[What you should do]: Beginning at the line that contains "Convert this screenshot", transcribe the remaining lines of the listing exactly; include the final line and omit everything before.

[Data for this task]:

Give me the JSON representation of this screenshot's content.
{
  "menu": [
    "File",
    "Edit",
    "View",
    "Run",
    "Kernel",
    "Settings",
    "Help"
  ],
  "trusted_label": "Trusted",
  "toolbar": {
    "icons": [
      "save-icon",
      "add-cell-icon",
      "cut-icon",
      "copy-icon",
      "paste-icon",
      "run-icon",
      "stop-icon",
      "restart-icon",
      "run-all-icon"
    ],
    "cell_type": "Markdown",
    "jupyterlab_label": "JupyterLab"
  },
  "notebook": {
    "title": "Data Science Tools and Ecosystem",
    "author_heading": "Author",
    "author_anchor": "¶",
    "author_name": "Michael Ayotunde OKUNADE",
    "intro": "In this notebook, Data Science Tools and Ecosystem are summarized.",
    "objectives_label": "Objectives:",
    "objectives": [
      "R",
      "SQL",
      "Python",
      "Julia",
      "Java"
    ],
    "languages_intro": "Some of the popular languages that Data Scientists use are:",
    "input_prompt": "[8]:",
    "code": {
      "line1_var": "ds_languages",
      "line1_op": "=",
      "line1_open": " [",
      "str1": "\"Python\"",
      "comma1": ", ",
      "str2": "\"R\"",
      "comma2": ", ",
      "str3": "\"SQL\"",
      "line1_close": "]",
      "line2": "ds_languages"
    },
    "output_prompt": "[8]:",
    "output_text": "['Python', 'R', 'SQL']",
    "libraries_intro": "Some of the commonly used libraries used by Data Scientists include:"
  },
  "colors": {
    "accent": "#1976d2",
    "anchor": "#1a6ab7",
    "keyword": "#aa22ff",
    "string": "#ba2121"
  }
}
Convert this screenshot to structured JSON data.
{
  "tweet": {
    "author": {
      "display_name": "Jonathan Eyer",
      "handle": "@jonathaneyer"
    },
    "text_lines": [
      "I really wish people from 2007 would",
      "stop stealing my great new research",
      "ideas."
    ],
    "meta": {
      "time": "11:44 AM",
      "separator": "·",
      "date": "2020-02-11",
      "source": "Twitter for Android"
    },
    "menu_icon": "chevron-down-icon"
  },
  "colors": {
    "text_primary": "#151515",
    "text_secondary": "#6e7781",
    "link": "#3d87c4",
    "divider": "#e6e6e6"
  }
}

[Solution to this task]:
Convert this screenshot to structured JSON data.
{
  "tweet": {
    "author": {
      "display_name": "Jonathan Eyer",
      "handle": "@jonathaneyer"
    },
    "text_lines": [
      "I really wish people from 2007 would",
      "stop stealing my great new research",
      "ideas."
    ],
    "meta": {
      "time": "11:44 AM",
      "separator": "·",
      "date": "2020-02-11",
      "source": "Twitter for Android"
    },
    "menu_icon": "chevron-down-icon"
  },
  "colors": {
    "text_primary": "#151515",
    "text_secondary": "#6e7781",
    "link": "#3d87c4",
    "divider": "#e6e6e6"
  }
}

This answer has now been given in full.